> [EXERCISE TASK] Restate each of the lines given below, word for word.

<<<<

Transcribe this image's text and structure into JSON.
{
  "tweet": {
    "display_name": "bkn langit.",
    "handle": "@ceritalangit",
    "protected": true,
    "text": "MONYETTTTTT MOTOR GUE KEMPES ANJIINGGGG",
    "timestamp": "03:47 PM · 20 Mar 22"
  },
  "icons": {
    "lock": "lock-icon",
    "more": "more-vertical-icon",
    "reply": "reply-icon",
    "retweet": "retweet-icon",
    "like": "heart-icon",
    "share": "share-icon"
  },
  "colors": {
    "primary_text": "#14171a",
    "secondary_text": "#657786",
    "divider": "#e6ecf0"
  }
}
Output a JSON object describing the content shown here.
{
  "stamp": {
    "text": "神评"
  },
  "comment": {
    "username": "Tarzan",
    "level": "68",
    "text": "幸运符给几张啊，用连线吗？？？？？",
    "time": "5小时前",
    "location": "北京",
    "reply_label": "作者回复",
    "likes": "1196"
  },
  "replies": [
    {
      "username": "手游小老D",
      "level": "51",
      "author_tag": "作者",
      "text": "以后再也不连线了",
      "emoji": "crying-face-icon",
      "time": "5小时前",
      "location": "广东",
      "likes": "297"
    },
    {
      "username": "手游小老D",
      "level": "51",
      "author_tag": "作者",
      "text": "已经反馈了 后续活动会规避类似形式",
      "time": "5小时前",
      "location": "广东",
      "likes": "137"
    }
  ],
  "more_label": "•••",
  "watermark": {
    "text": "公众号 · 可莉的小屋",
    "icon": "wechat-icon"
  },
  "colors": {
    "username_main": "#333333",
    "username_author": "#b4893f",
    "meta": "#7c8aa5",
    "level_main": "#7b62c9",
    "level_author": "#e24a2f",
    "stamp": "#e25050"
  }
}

>>>>

> [WORKED SOLUTION]
Transcribe this image's text and structure into JSON.
{
  "tweet": {
    "display_name": "bkn langit.",
    "handle": "@ceritalangit",
    "protected": true,
    "text": "MONYETTTTTT MOTOR GUE KEMPES ANJIINGGGG",
    "timestamp": "03:47 PM · 20 Mar 22"
  },
  "icons": {
    "lock": "lock-icon",
    "more": "more-vertical-icon",
    "reply": "reply-icon",
    "retweet": "retweet-icon",
    "like": "heart-icon",
    "share": "share-icon"
  },
  "colors": {
    "primary_text": "#14171a",
    "secondary_text": "#657786",
    "divider": "#e6ecf0"
  }
}
Output a JSON object describing the content shown here.
{
  "stamp": {
    "text": "神评"
  },
  "comment": {
    "username": "Tarzan",
    "level": "68",
    "text": "幸运符给几张啊，用连线吗？？？？？",
    "time": "5小时前",
    "location": "北京",
    "reply_label": "作者回复",
    "likes": "1196"
  },
  "replies": [
    {
      "username": "手游小老D",
      "level": "51",
      "author_tag": "作者",
      "text": "以后再也不连线了",
      "emoji": "crying-face-icon",
      "time": "5小时前",
      "location": "广东",
      "likes": "297"
    },
    {
      "username": "手游小老D",
      "level": "51",
      "author_tag": "作者",
      "text": "已经反馈了 后续活动会规避类似形式",
      "time": "5小时前",
      "location": "广东",
      "likes": "137"
    }
  ],
  "more_label": "•••",
  "watermark": {
    "text": "公众号 · 可莉的小屋",
    "icon": "wechat-icon"
  },
  "colors": {
    "username_main": "#333333",
    "username_author": "#b4893f",
    "meta": "#7c8aa5",
    "level_main": "#7b62c9",
    "level_author": "#e24a2f",
    "stamp": "#e25050"
  }
}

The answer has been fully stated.